* _TASK_: A line counts if it contains the word "seasoned" at least once. State how many such lines the records contain, giving the number alone.

* _Dataset entries_:
──────────────────────────────

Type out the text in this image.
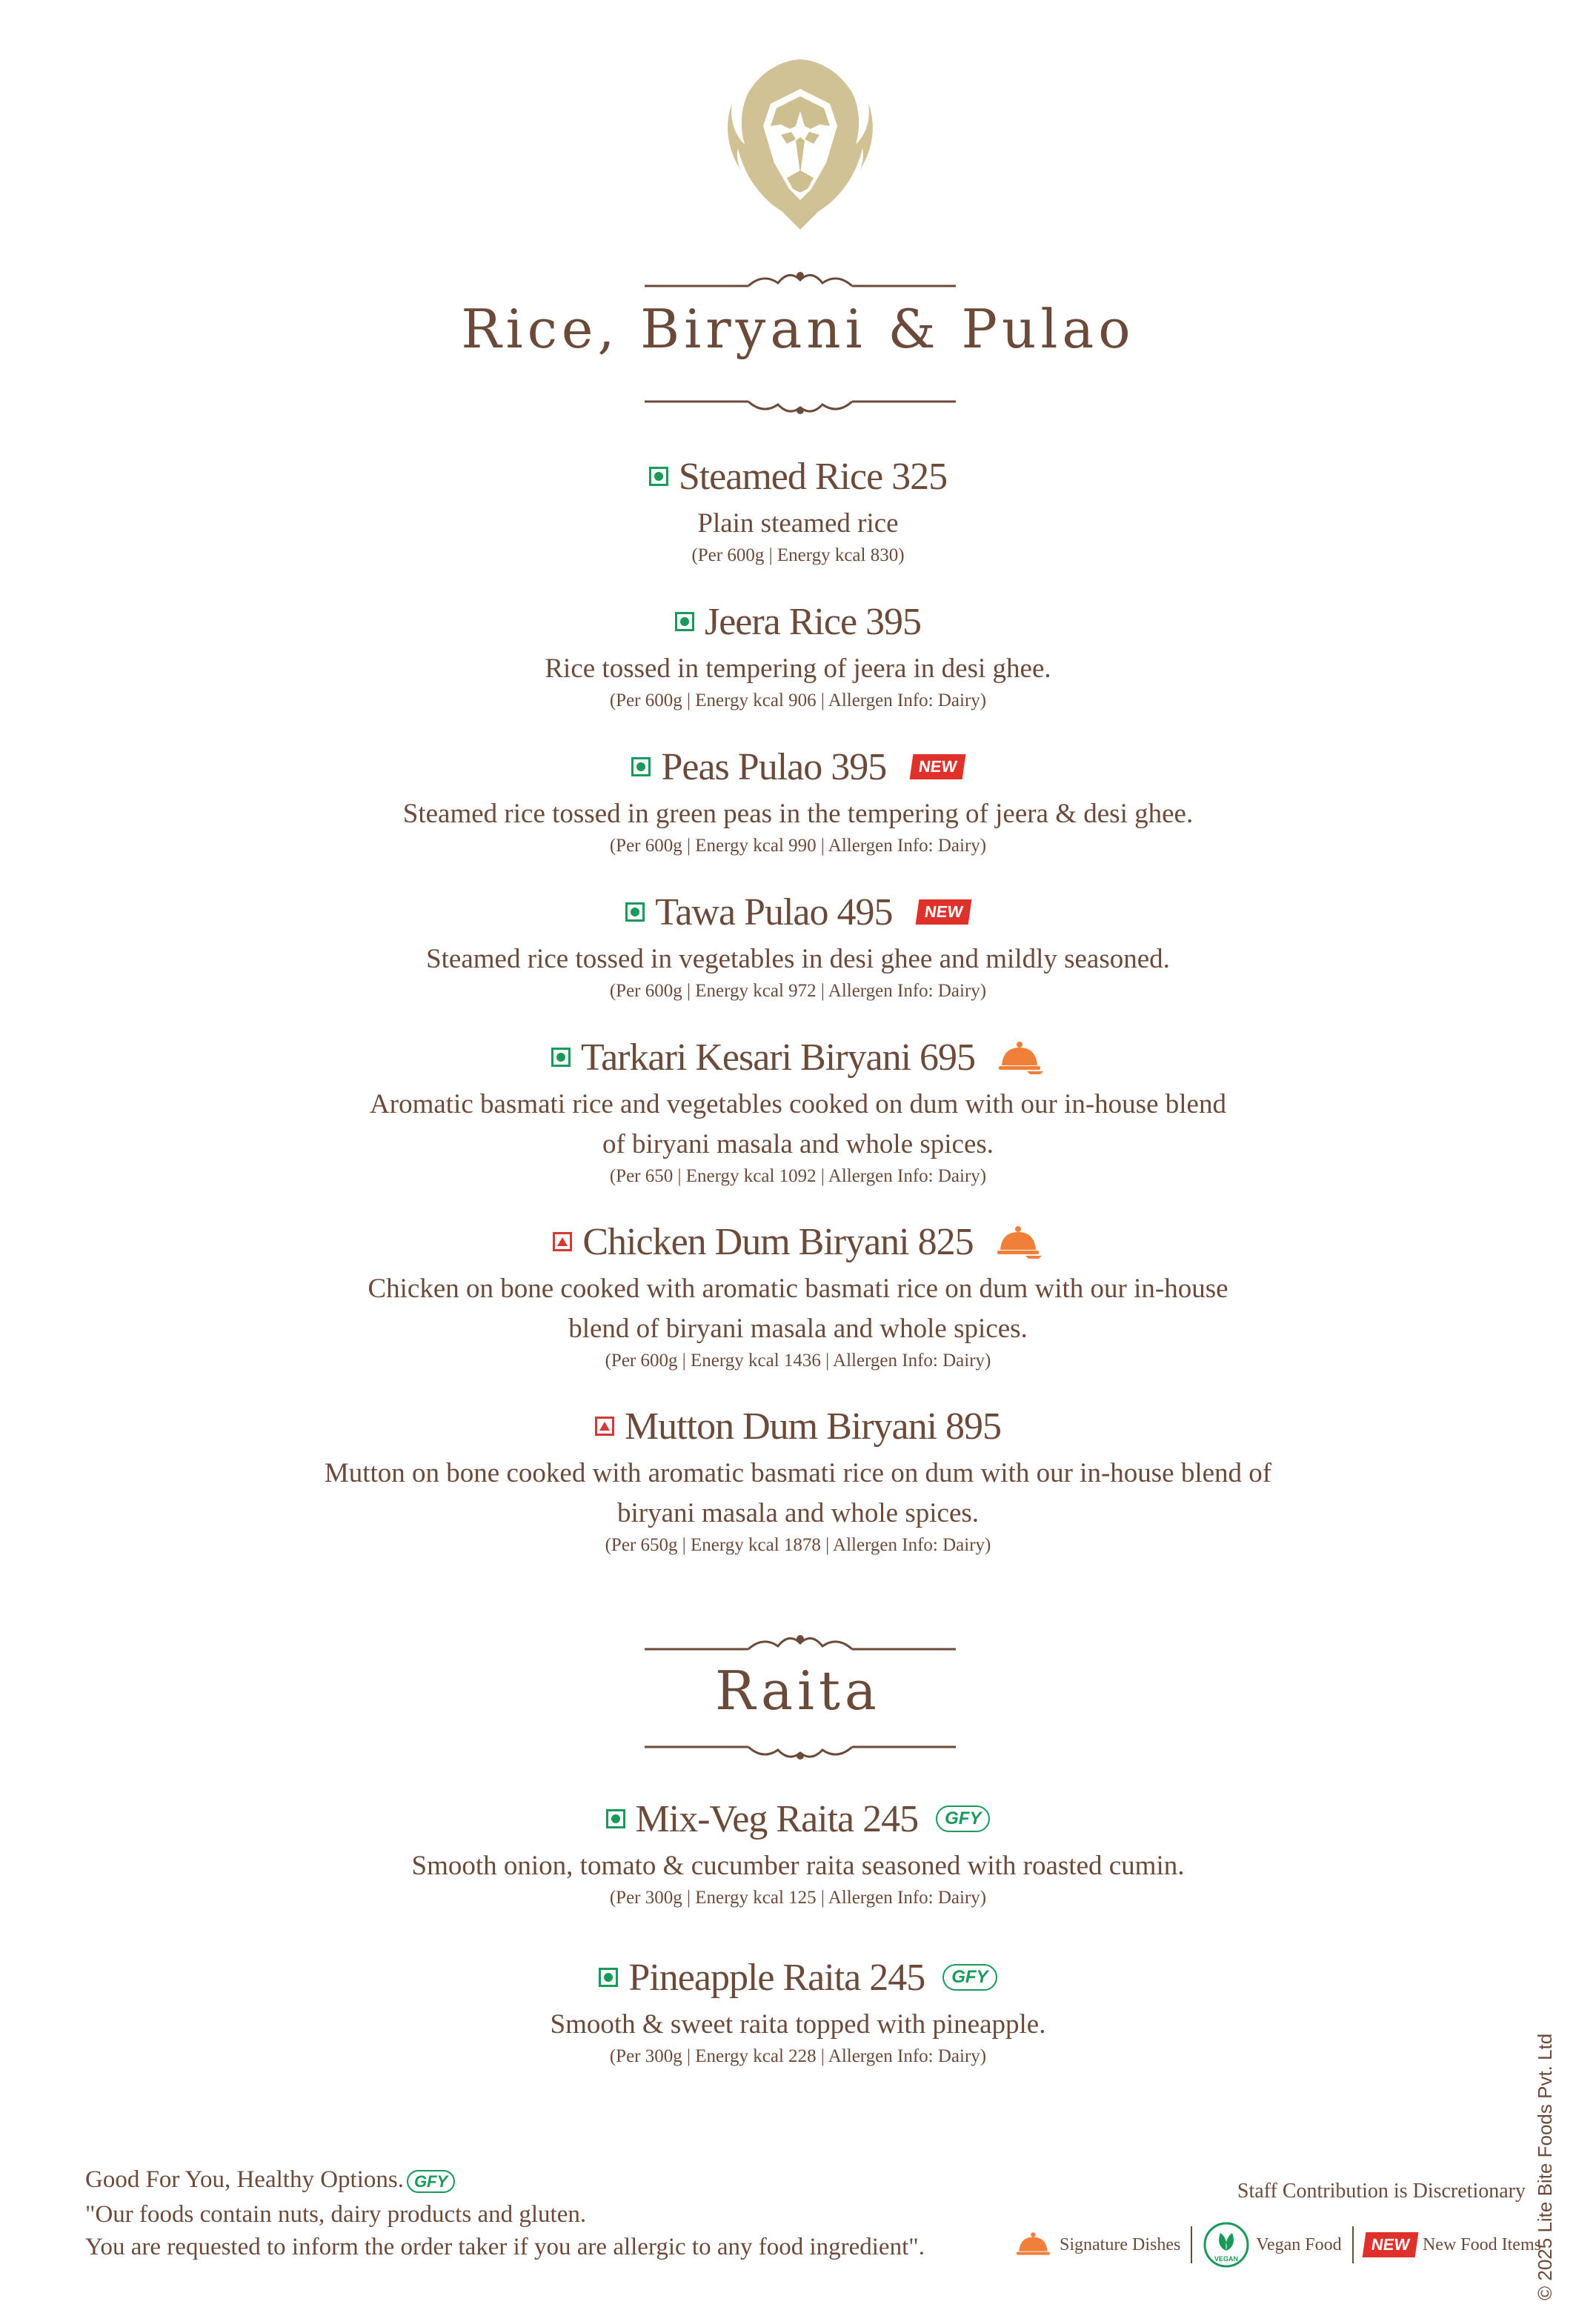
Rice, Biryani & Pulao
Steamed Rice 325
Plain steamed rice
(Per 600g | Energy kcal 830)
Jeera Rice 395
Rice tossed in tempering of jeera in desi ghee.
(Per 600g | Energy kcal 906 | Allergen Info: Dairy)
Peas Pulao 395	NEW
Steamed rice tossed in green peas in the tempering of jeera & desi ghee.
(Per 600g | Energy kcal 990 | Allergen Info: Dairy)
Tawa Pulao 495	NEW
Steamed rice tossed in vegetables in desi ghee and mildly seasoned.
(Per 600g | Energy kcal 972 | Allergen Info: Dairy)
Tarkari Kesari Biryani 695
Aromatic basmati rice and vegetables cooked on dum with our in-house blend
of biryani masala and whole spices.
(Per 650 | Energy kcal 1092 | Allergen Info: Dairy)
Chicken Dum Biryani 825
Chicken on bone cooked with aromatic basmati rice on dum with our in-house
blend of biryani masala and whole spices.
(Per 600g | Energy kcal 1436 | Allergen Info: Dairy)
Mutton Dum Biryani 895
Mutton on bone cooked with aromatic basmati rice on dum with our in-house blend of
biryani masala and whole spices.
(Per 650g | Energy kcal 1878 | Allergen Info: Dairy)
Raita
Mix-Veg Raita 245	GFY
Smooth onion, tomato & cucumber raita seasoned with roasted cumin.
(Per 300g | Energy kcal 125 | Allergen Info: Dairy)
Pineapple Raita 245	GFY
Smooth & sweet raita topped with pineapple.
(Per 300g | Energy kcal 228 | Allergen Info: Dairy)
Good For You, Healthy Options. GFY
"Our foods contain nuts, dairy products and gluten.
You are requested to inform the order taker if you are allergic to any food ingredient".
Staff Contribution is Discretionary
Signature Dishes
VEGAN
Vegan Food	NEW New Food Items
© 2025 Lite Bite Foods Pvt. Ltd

──────────────────────────────

* _SOLUTION FOR THIS PROBLEM_: 2